Problem requirements » Every record below should be written out exactly; pictures stay out.

Provided records »
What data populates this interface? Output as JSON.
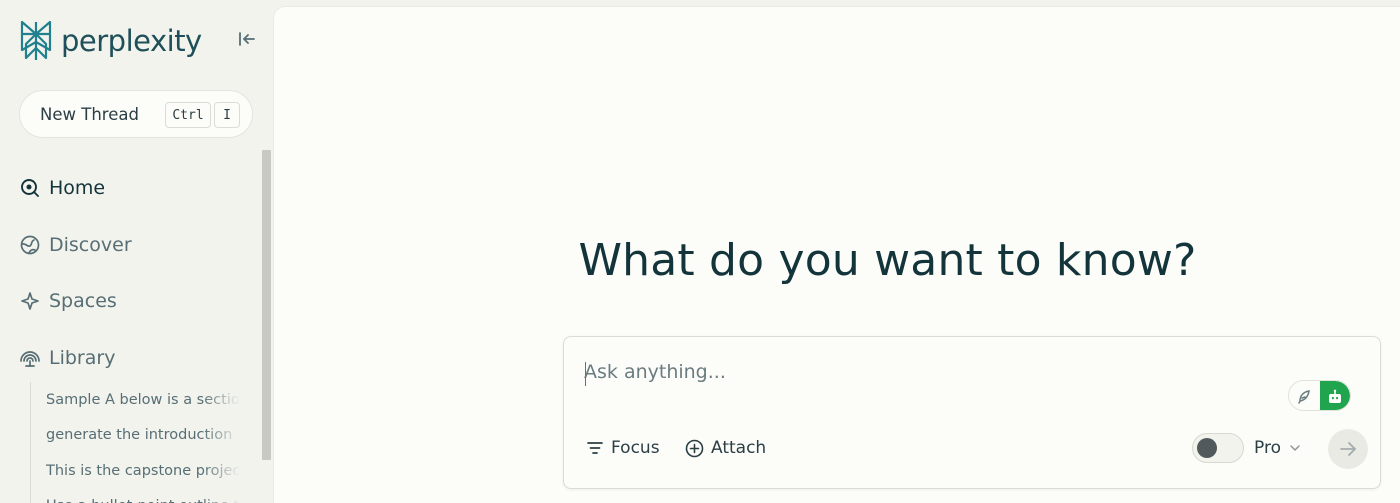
{
  "brand": {
    "name": "perplexity",
    "color": "#1f4f59"
  },
  "sidebar": {
    "new_thread": {
      "label": "New Thread",
      "shortcut": [
        "Ctrl",
        "I"
      ]
    },
    "nav": [
      {
        "label": "Home",
        "icon": "home-search-icon",
        "active": true
      },
      {
        "label": "Discover",
        "icon": "globe-icon",
        "active": false
      },
      {
        "label": "Spaces",
        "icon": "sparkle-icon",
        "active": false
      },
      {
        "label": "Library",
        "icon": "library-icon",
        "active": false
      }
    ],
    "library_items": [
      "Sample A below is a section",
      "generate the introduction",
      "This is the capstone project",
      "Use a bullet-point outline to"
    ]
  },
  "main": {
    "headline": "What do you want to know?",
    "ask": {
      "placeholder": "Ask anything..."
    },
    "focus_label": "Focus",
    "attach_label": "Attach",
    "model_label": "Pro",
    "accent_color": "#20a44e"
  }
}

Solution to the exercise »
What data populates this interface? Output as JSON.
{
  "brand": {
    "name": "perplexity",
    "color": "#1f4f59"
  },
  "sidebar": {
    "new_thread": {
      "label": "New Thread",
      "shortcut": [
        "Ctrl",
        "I"
      ]
    },
    "nav": [
      {
        "label": "Home",
        "icon": "home-search-icon",
        "active": true
      },
      {
        "label": "Discover",
        "icon": "globe-icon",
        "active": false
      },
      {
        "label": "Spaces",
        "icon": "sparkle-icon",
        "active": false
      },
      {
        "label": "Library",
        "icon": "library-icon",
        "active": false
      }
    ],
    "library_items": [
      "Sample A below is a section",
      "generate the introduction",
      "This is the capstone project",
      "Use a bullet-point outline to"
    ]
  },
  "main": {
    "headline": "What do you want to know?",
    "ask": {
      "placeholder": "Ask anything..."
    },
    "focus_label": "Focus",
    "attach_label": "Attach",
    "model_label": "Pro",
    "accent_color": "#20a44e"
  }
}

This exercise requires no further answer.